Objective: Your task is to copy the listing exactly, with the pictures left out.

Records for the exercise start

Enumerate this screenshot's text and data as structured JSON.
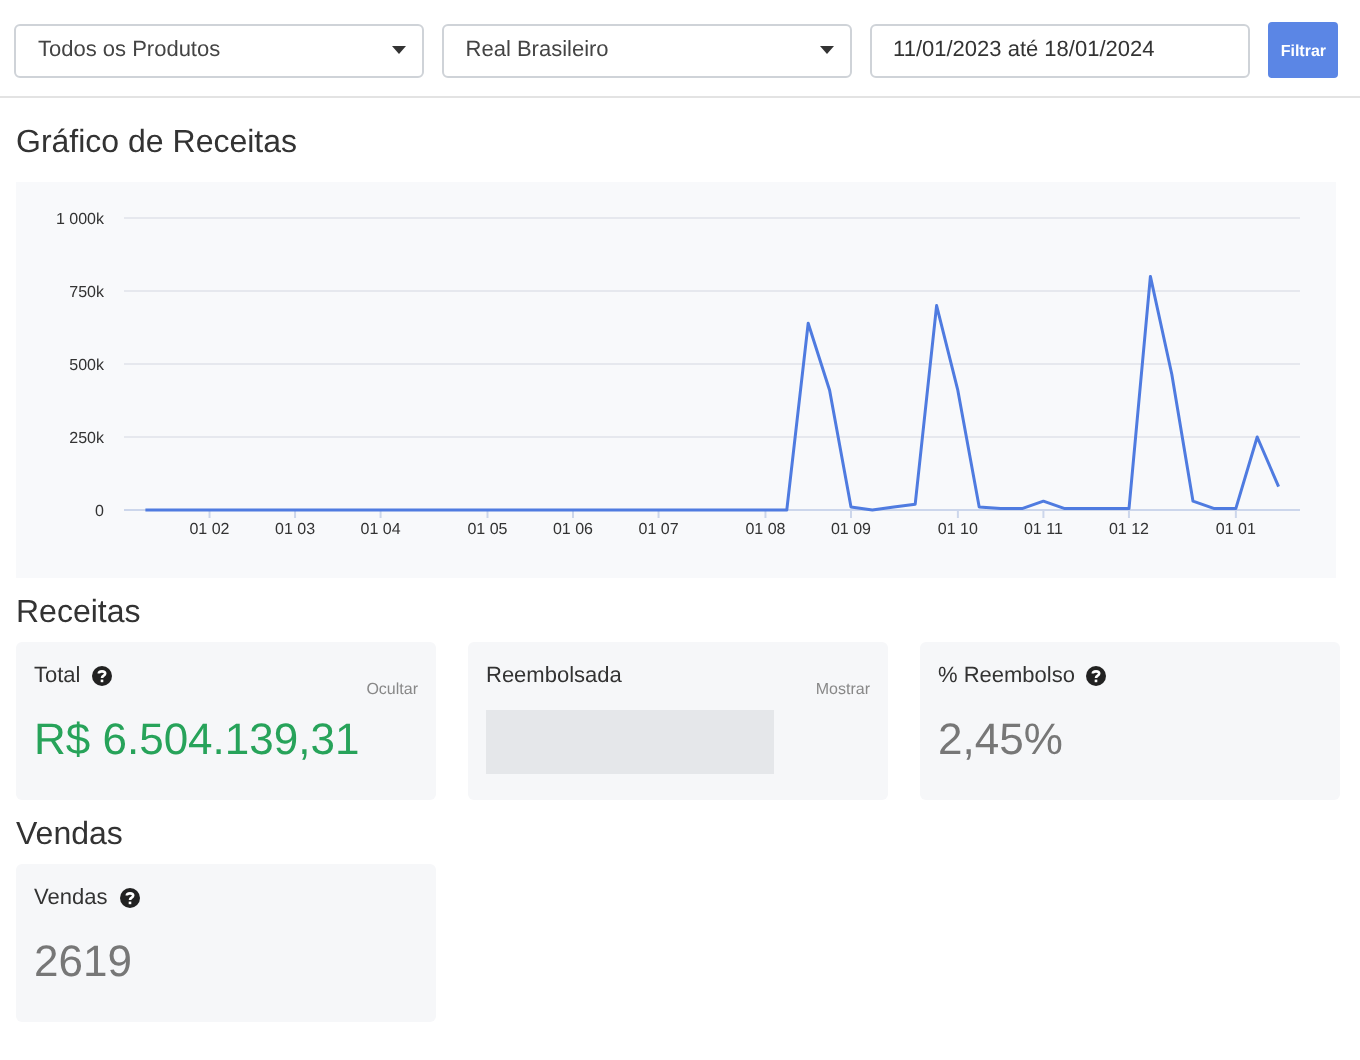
{
  "filters": {
    "product_select": {
      "value": "Todos os Produtos"
    },
    "currency_select": {
      "value": "Real Brasileiro"
    },
    "date_range": {
      "value": "11/01/2023 até 18/01/2024"
    },
    "filter_button": {
      "label": "Filtrar"
    }
  },
  "revenue_chart": {
    "title": "Gráfico de Receitas",
    "chart_data": {
      "type": "line",
      "categories": [
        null,
        null,
        null,
        "01 02",
        null,
        null,
        null,
        "01 03",
        null,
        null,
        null,
        "01 04",
        null,
        null,
        null,
        null,
        "01 05",
        null,
        null,
        null,
        "01 06",
        null,
        null,
        null,
        "01 07",
        null,
        null,
        null,
        null,
        "01 08",
        null,
        null,
        null,
        "01 09",
        null,
        null,
        null,
        null,
        "01 10",
        null,
        null,
        null,
        "01 11",
        null,
        null,
        null,
        "01 12",
        null,
        null,
        null,
        null,
        "01 01",
        null,
        null
      ],
      "series": [
        {
          "color": "#4f7be0",
          "values": [
            0,
            0,
            0,
            0,
            0,
            0,
            0,
            0,
            0,
            0,
            0,
            0,
            0,
            0,
            0,
            0,
            0,
            0,
            0,
            0,
            0,
            0,
            0,
            0,
            0,
            0,
            0,
            0,
            0,
            0,
            0,
            640000,
            410000,
            10000,
            0,
            10000,
            20000,
            700000,
            410000,
            10000,
            5000,
            5000,
            30000,
            5000,
            5000,
            5000,
            5000,
            800000,
            465000,
            30000,
            5000,
            5000,
            250000,
            80000
          ]
        }
      ],
      "grid": true,
      "ylim": [
        0,
        1000000
      ],
      "yticks": [
        {
          "value": 0,
          "label": "0"
        },
        {
          "value": 250000,
          "label": "250k"
        },
        {
          "value": 500000,
          "label": "500k"
        },
        {
          "value": 750000,
          "label": "750k"
        },
        {
          "value": 1000000,
          "label": "1 000k"
        }
      ]
    }
  },
  "revenue": {
    "title": "Receitas",
    "cards": [
      {
        "kind": "positive",
        "label": "Total",
        "help": true,
        "toggle": "Ocultar",
        "value": "R$ 6.504.139,31"
      },
      {
        "kind": "hidden",
        "label": "Reembolsada",
        "help": false,
        "toggle": "Mostrar"
      },
      {
        "kind": "neutral",
        "label": "% Reembolso",
        "help": true,
        "value": "2,45%"
      }
    ]
  },
  "sales": {
    "title": "Vendas",
    "cards": [
      {
        "kind": "neutral",
        "label": "Vendas",
        "help": true,
        "value": "2619"
      }
    ]
  }
}
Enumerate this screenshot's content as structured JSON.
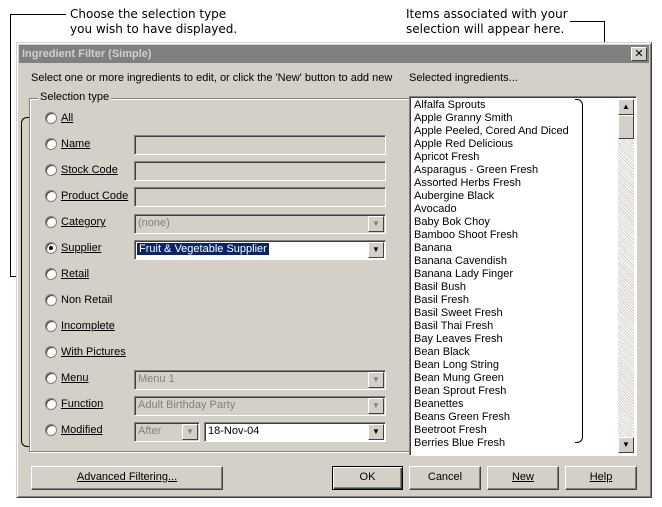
{
  "callouts": {
    "left_line1": "Choose the selection type",
    "left_line2": "you wish to have displayed.",
    "right_line1": "Items associated with your",
    "right_line2": "selection will appear here."
  },
  "dialog": {
    "title": "Ingredient Filter (Simple)",
    "close_glyph": "✕",
    "instruction": "Select one or more ingredients to edit, or click the 'New' button to add new",
    "selected_label": "Selected ingredients...",
    "group_label": "Selection type"
  },
  "selection_types": [
    {
      "label": "All",
      "checked": false
    },
    {
      "label": "Name",
      "checked": false
    },
    {
      "label": "Stock Code",
      "checked": false
    },
    {
      "label": "Product Code",
      "checked": false
    },
    {
      "label": "Category",
      "checked": false
    },
    {
      "label": "Supplier",
      "checked": true
    },
    {
      "label": "Retail",
      "checked": false
    },
    {
      "label": "Non Retail",
      "checked": false
    },
    {
      "label": "Incomplete",
      "checked": false
    },
    {
      "label": "With Pictures",
      "checked": false
    },
    {
      "label": "Menu",
      "checked": false
    },
    {
      "label": "Function",
      "checked": false
    },
    {
      "label": "Modified",
      "checked": false
    }
  ],
  "fields": {
    "name_value": "",
    "stock_code_value": "",
    "product_code_value": "",
    "category_value": "(none)",
    "supplier_value": "Fruit & Vegetable Supplier",
    "menu_value": "Menu 1",
    "function_value": "Adult Birthday Party",
    "modified_op": "After",
    "modified_date": "18-Nov-04"
  },
  "ingredients": [
    "Alfalfa Sprouts",
    "Apple Granny Smith",
    "Apple Peeled, Cored And Diced",
    "Apple Red Delicious",
    "Apricot Fresh",
    "Asparagus - Green Fresh",
    "Assorted Herbs Fresh",
    "Aubergine Black",
    "Avocado",
    "Baby Bok Choy",
    "Bamboo Shoot Fresh",
    "Banana",
    "Banana Cavendish",
    "Banana Lady Finger",
    "Basil Bush",
    "Basil Fresh",
    "Basil Sweet Fresh",
    "Basil Thai Fresh",
    "Bay Leaves Fresh",
    "Bean Black",
    "Bean Long String",
    "Bean Mung Green",
    "Bean Sprout Fresh",
    "Beanettes",
    "Beans Green Fresh",
    "Beetroot Fresh",
    "Berries Blue Fresh"
  ],
  "buttons": {
    "advanced": "Advanced Filtering...",
    "ok": "OK",
    "cancel": "Cancel",
    "new": "New",
    "help": "Help"
  }
}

Records for the exercise end

Result:
Enumerate this screenshot's text and data as structured JSON.
{
  "filters": {
    "product_select": {
      "value": "Todos os Produtos"
    },
    "currency_select": {
      "value": "Real Brasileiro"
    },
    "date_range": {
      "value": "11/01/2023 até 18/01/2024"
    },
    "filter_button": {
      "label": "Filtrar"
    }
  },
  "revenue_chart": {
    "title": "Gráfico de Receitas",
    "chart_data": {
      "type": "line",
      "categories": [
        null,
        null,
        null,
        "01 02",
        null,
        null,
        null,
        "01 03",
        null,
        null,
        null,
        "01 04",
        null,
        null,
        null,
        null,
        "01 05",
        null,
        null,
        null,
        "01 06",
        null,
        null,
        null,
        "01 07",
        null,
        null,
        null,
        null,
        "01 08",
        null,
        null,
        null,
        "01 09",
        null,
        null,
        null,
        null,
        "01 10",
        null,
        null,
        null,
        "01 11",
        null,
        null,
        null,
        "01 12",
        null,
        null,
        null,
        null,
        "01 01",
        null,
        null
      ],
      "series": [
        {
          "color": "#4f7be0",
          "values": [
            0,
            0,
            0,
            0,
            0,
            0,
            0,
            0,
            0,
            0,
            0,
            0,
            0,
            0,
            0,
            0,
            0,
            0,
            0,
            0,
            0,
            0,
            0,
            0,
            0,
            0,
            0,
            0,
            0,
            0,
            0,
            640000,
            410000,
            10000,
            0,
            10000,
            20000,
            700000,
            410000,
            10000,
            5000,
            5000,
            30000,
            5000,
            5000,
            5000,
            5000,
            800000,
            465000,
            30000,
            5000,
            5000,
            250000,
            80000
          ]
        }
      ],
      "grid": true,
      "ylim": [
        0,
        1000000
      ],
      "yticks": [
        {
          "value": 0,
          "label": "0"
        },
        {
          "value": 250000,
          "label": "250k"
        },
        {
          "value": 500000,
          "label": "500k"
        },
        {
          "value": 750000,
          "label": "750k"
        },
        {
          "value": 1000000,
          "label": "1 000k"
        }
      ]
    }
  },
  "revenue": {
    "title": "Receitas",
    "cards": [
      {
        "kind": "positive",
        "label": "Total",
        "help": true,
        "toggle": "Ocultar",
        "value": "R$ 6.504.139,31"
      },
      {
        "kind": "hidden",
        "label": "Reembolsada",
        "help": false,
        "toggle": "Mostrar"
      },
      {
        "kind": "neutral",
        "label": "% Reembolso",
        "help": true,
        "value": "2,45%"
      }
    ]
  },
  "sales": {
    "title": "Vendas",
    "cards": [
      {
        "kind": "neutral",
        "label": "Vendas",
        "help": true,
        "value": "2619"
      }
    ]
  }
}
Enumerate this screenshot's content as structured JSON.
{
  "callouts": {
    "left_line1": "Choose the selection type",
    "left_line2": "you wish to have displayed.",
    "right_line1": "Items associated with your",
    "right_line2": "selection will appear here."
  },
  "dialog": {
    "title": "Ingredient Filter (Simple)",
    "close_glyph": "✕",
    "instruction": "Select one or more ingredients to edit, or click the 'New' button to add new",
    "selected_label": "Selected ingredients...",
    "group_label": "Selection type"
  },
  "selection_types": [
    {
      "label": "All",
      "checked": false
    },
    {
      "label": "Name",
      "checked": false
    },
    {
      "label": "Stock Code",
      "checked": false
    },
    {
      "label": "Product Code",
      "checked": false
    },
    {
      "label": "Category",
      "checked": false
    },
    {
      "label": "Supplier",
      "checked": true
    },
    {
      "label": "Retail",
      "checked": false
    },
    {
      "label": "Non Retail",
      "checked": false
    },
    {
      "label": "Incomplete",
      "checked": false
    },
    {
      "label": "With Pictures",
      "checked": false
    },
    {
      "label": "Menu",
      "checked": false
    },
    {
      "label": "Function",
      "checked": false
    },
    {
      "label": "Modified",
      "checked": false
    }
  ],
  "fields": {
    "name_value": "",
    "stock_code_value": "",
    "product_code_value": "",
    "category_value": "(none)",
    "supplier_value": "Fruit & Vegetable Supplier",
    "menu_value": "Menu 1",
    "function_value": "Adult Birthday Party",
    "modified_op": "After",
    "modified_date": "18-Nov-04"
  },
  "ingredients": [
    "Alfalfa Sprouts",
    "Apple Granny Smith",
    "Apple Peeled, Cored And Diced",
    "Apple Red Delicious",
    "Apricot Fresh",
    "Asparagus - Green Fresh",
    "Assorted Herbs Fresh",
    "Aubergine Black",
    "Avocado",
    "Baby Bok Choy",
    "Bamboo Shoot Fresh",
    "Banana",
    "Banana Cavendish",
    "Banana Lady Finger",
    "Basil Bush",
    "Basil Fresh",
    "Basil Sweet Fresh",
    "Basil Thai Fresh",
    "Bay Leaves Fresh",
    "Bean Black",
    "Bean Long String",
    "Bean Mung Green",
    "Bean Sprout Fresh",
    "Beanettes",
    "Beans Green Fresh",
    "Beetroot Fresh",
    "Berries Blue Fresh"
  ],
  "buttons": {
    "advanced": "Advanced Filtering...",
    "ok": "OK",
    "cancel": "Cancel",
    "new": "New",
    "help": "Help"
  }
}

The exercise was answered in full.